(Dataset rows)
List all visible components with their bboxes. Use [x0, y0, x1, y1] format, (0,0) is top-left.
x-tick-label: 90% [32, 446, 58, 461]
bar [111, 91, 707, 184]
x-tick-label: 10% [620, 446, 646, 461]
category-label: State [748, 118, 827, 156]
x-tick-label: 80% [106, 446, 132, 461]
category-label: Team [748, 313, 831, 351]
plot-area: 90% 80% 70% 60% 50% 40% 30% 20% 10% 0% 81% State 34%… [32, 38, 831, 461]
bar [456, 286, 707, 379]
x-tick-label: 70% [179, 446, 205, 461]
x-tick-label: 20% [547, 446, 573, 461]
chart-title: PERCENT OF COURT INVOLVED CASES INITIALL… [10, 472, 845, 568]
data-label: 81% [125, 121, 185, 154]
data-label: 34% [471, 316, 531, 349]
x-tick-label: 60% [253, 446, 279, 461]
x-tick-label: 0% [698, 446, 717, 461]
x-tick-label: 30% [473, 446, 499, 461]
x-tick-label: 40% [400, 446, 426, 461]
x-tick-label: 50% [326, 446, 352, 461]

### INSTRUCTION
Can you retype all of the records above line for line, with every character unchanged?

### TASK RESPONSE
List all visible components with their bboxes. Use [x0, y0, x1, y1] format, (0,0) is top-left.
x-tick-label: 90% [32, 446, 58, 461]
bar [111, 91, 707, 184]
x-tick-label: 10% [620, 446, 646, 461]
category-label: State [748, 118, 827, 156]
x-tick-label: 80% [106, 446, 132, 461]
category-label: Team [748, 313, 831, 351]
plot-area: 90% 80% 70% 60% 50% 40% 30% 20% 10% 0% 81% State 34%… [32, 38, 831, 461]
bar [456, 286, 707, 379]
x-tick-label: 70% [179, 446, 205, 461]
x-tick-label: 20% [547, 446, 573, 461]
chart-title: PERCENT OF COURT INVOLVED CASES INITIALL… [10, 472, 845, 568]
data-label: 81% [125, 121, 185, 154]
data-label: 34% [471, 316, 531, 349]
x-tick-label: 60% [253, 446, 279, 461]
x-tick-label: 0% [698, 446, 717, 461]
x-tick-label: 30% [473, 446, 499, 461]
x-tick-label: 40% [400, 446, 426, 461]
x-tick-label: 50% [326, 446, 352, 461]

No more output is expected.